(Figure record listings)
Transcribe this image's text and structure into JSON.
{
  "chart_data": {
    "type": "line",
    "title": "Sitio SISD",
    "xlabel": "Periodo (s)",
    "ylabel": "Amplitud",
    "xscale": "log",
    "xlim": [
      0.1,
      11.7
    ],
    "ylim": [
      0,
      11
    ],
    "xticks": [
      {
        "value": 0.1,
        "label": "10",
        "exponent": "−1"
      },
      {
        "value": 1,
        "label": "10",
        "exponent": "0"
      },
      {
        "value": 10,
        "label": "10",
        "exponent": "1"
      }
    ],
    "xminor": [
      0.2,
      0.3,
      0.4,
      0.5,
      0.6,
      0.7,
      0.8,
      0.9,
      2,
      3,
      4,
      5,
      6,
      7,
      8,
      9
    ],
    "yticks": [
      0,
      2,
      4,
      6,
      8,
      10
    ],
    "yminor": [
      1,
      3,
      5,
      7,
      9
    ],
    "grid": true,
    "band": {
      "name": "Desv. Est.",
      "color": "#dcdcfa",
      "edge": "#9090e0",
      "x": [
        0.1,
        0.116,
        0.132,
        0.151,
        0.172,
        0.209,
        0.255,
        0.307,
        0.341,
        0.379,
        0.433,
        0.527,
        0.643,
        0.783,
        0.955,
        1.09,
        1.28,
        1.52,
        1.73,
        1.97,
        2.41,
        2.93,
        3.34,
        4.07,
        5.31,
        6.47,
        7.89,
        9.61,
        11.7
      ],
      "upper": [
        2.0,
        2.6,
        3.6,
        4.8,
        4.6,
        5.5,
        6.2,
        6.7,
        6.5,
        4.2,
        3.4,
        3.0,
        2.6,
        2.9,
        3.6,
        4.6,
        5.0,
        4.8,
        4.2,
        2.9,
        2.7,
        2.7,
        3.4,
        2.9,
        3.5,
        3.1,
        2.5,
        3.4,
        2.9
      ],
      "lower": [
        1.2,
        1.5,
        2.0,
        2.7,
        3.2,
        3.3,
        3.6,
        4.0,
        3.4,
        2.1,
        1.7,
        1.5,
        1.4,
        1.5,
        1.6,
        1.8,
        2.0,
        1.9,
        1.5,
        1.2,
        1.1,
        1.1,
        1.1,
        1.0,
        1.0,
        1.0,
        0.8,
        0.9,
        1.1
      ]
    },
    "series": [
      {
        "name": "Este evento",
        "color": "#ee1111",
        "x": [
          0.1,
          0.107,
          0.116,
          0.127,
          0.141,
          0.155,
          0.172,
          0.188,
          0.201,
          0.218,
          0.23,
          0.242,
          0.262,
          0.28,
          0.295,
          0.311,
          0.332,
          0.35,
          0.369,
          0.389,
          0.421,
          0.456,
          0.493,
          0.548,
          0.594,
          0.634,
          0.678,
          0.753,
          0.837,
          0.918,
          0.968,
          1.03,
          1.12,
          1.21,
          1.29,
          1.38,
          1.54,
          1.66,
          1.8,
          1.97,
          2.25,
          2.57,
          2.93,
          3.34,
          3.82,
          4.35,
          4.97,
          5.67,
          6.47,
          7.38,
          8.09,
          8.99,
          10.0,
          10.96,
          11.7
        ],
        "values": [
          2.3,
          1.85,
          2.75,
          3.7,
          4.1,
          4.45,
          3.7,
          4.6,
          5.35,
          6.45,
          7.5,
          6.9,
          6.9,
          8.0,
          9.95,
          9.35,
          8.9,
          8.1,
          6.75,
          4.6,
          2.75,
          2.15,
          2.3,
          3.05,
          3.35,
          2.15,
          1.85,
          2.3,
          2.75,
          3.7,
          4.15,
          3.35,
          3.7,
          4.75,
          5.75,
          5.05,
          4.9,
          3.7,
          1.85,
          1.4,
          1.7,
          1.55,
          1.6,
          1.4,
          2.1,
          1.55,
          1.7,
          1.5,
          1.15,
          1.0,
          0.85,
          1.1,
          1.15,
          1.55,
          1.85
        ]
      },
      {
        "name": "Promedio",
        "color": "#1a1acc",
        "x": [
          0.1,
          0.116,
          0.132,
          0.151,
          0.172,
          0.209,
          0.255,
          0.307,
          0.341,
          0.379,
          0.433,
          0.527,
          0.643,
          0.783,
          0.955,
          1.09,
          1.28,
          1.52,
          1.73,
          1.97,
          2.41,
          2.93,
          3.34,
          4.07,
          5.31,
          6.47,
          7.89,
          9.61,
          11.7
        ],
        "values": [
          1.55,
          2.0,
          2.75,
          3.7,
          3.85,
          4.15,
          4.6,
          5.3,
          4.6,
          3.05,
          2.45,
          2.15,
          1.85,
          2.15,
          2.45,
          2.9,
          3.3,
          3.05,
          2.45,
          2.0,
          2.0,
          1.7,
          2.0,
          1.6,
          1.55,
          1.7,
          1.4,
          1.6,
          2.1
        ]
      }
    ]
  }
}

Task to carry out —
Return the material in full, exactly as shown.

Task response —
Transcribe this image's text and structure into JSON.
{
  "chart_data": {
    "type": "line",
    "title": "Sitio SISD",
    "xlabel": "Periodo (s)",
    "ylabel": "Amplitud",
    "xscale": "log",
    "xlim": [
      0.1,
      11.7
    ],
    "ylim": [
      0,
      11
    ],
    "xticks": [
      {
        "value": 0.1,
        "label": "10",
        "exponent": "−1"
      },
      {
        "value": 1,
        "label": "10",
        "exponent": "0"
      },
      {
        "value": 10,
        "label": "10",
        "exponent": "1"
      }
    ],
    "xminor": [
      0.2,
      0.3,
      0.4,
      0.5,
      0.6,
      0.7,
      0.8,
      0.9,
      2,
      3,
      4,
      5,
      6,
      7,
      8,
      9
    ],
    "yticks": [
      0,
      2,
      4,
      6,
      8,
      10
    ],
    "yminor": [
      1,
      3,
      5,
      7,
      9
    ],
    "grid": true,
    "band": {
      "name": "Desv. Est.",
      "color": "#dcdcfa",
      "edge": "#9090e0",
      "x": [
        0.1,
        0.116,
        0.132,
        0.151,
        0.172,
        0.209,
        0.255,
        0.307,
        0.341,
        0.379,
        0.433,
        0.527,
        0.643,
        0.783,
        0.955,
        1.09,
        1.28,
        1.52,
        1.73,
        1.97,
        2.41,
        2.93,
        3.34,
        4.07,
        5.31,
        6.47,
        7.89,
        9.61,
        11.7
      ],
      "upper": [
        2.0,
        2.6,
        3.6,
        4.8,
        4.6,
        5.5,
        6.2,
        6.7,
        6.5,
        4.2,
        3.4,
        3.0,
        2.6,
        2.9,
        3.6,
        4.6,
        5.0,
        4.8,
        4.2,
        2.9,
        2.7,
        2.7,
        3.4,
        2.9,
        3.5,
        3.1,
        2.5,
        3.4,
        2.9
      ],
      "lower": [
        1.2,
        1.5,
        2.0,
        2.7,
        3.2,
        3.3,
        3.6,
        4.0,
        3.4,
        2.1,
        1.7,
        1.5,
        1.4,
        1.5,
        1.6,
        1.8,
        2.0,
        1.9,
        1.5,
        1.2,
        1.1,
        1.1,
        1.1,
        1.0,
        1.0,
        1.0,
        0.8,
        0.9,
        1.1
      ]
    },
    "series": [
      {
        "name": "Este evento",
        "color": "#ee1111",
        "x": [
          0.1,
          0.107,
          0.116,
          0.127,
          0.141,
          0.155,
          0.172,
          0.188,
          0.201,
          0.218,
          0.23,
          0.242,
          0.262,
          0.28,
          0.295,
          0.311,
          0.332,
          0.35,
          0.369,
          0.389,
          0.421,
          0.456,
          0.493,
          0.548,
          0.594,
          0.634,
          0.678,
          0.753,
          0.837,
          0.918,
          0.968,
          1.03,
          1.12,
          1.21,
          1.29,
          1.38,
          1.54,
          1.66,
          1.8,
          1.97,
          2.25,
          2.57,
          2.93,
          3.34,
          3.82,
          4.35,
          4.97,
          5.67,
          6.47,
          7.38,
          8.09,
          8.99,
          10.0,
          10.96,
          11.7
        ],
        "values": [
          2.3,
          1.85,
          2.75,
          3.7,
          4.1,
          4.45,
          3.7,
          4.6,
          5.35,
          6.45,
          7.5,
          6.9,
          6.9,
          8.0,
          9.95,
          9.35,
          8.9,
          8.1,
          6.75,
          4.6,
          2.75,
          2.15,
          2.3,
          3.05,
          3.35,
          2.15,
          1.85,
          2.3,
          2.75,
          3.7,
          4.15,
          3.35,
          3.7,
          4.75,
          5.75,
          5.05,
          4.9,
          3.7,
          1.85,
          1.4,
          1.7,
          1.55,
          1.6,
          1.4,
          2.1,
          1.55,
          1.7,
          1.5,
          1.15,
          1.0,
          0.85,
          1.1,
          1.15,
          1.55,
          1.85
        ]
      },
      {
        "name": "Promedio",
        "color": "#1a1acc",
        "x": [
          0.1,
          0.116,
          0.132,
          0.151,
          0.172,
          0.209,
          0.255,
          0.307,
          0.341,
          0.379,
          0.433,
          0.527,
          0.643,
          0.783,
          0.955,
          1.09,
          1.28,
          1.52,
          1.73,
          1.97,
          2.41,
          2.93,
          3.34,
          4.07,
          5.31,
          6.47,
          7.89,
          9.61,
          11.7
        ],
        "values": [
          1.55,
          2.0,
          2.75,
          3.7,
          3.85,
          4.15,
          4.6,
          5.3,
          4.6,
          3.05,
          2.45,
          2.15,
          1.85,
          2.15,
          2.45,
          2.9,
          3.3,
          3.05,
          2.45,
          2.0,
          2.0,
          1.7,
          2.0,
          1.6,
          1.55,
          1.7,
          1.4,
          1.6,
          2.1
        ]
      }
    ]
  }
}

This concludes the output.